## begin RECORDS SHOWN

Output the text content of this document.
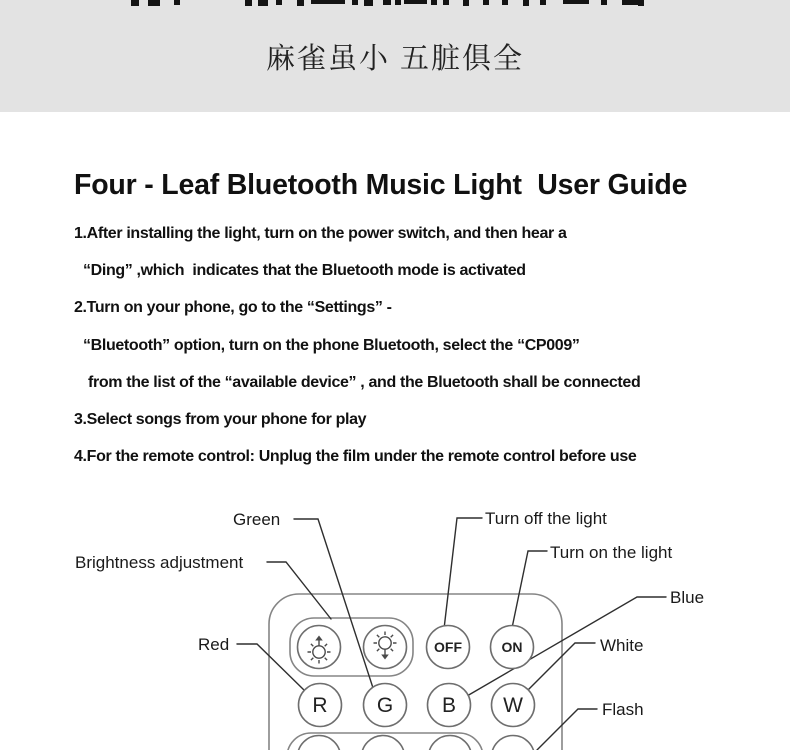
麻雀虽小 五脏俱全
Four - Leaf Bluetooth Music Light  User Guide
1.After installing the light, turn on the power switch, and then hear a
“Ding” ,which  indicates that the Bluetooth mode is activated
2.Turn on your phone, go to the “Settings” -
“Bluetooth” option, turn on the phone Bluetooth, select the “CP009”
from the list of the “available device” , and the Bluetooth shall be connected
3.Select songs from your phone for play
4.For the remote control: Unplug the film under the remote control before use
OFF	ON
R G B W
Green	Turn off the light
Brightness adjustment
Turn on the light
Blue
Red	White
Flash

## end RECORDS SHOWN

WHAT TO PRODUCE:
In the lines above, find each one with "Bluetooth" and list it.

CORRECT OUTPUT:
Four - Leaf Bluetooth Music Light  User Guide
“Ding” ,which  indicates that the Bluetooth mode is activated
“Bluetooth” option, turn on the phone Bluetooth, select the “CP009”
from the list of the “available device” , and the Bluetooth shall be connected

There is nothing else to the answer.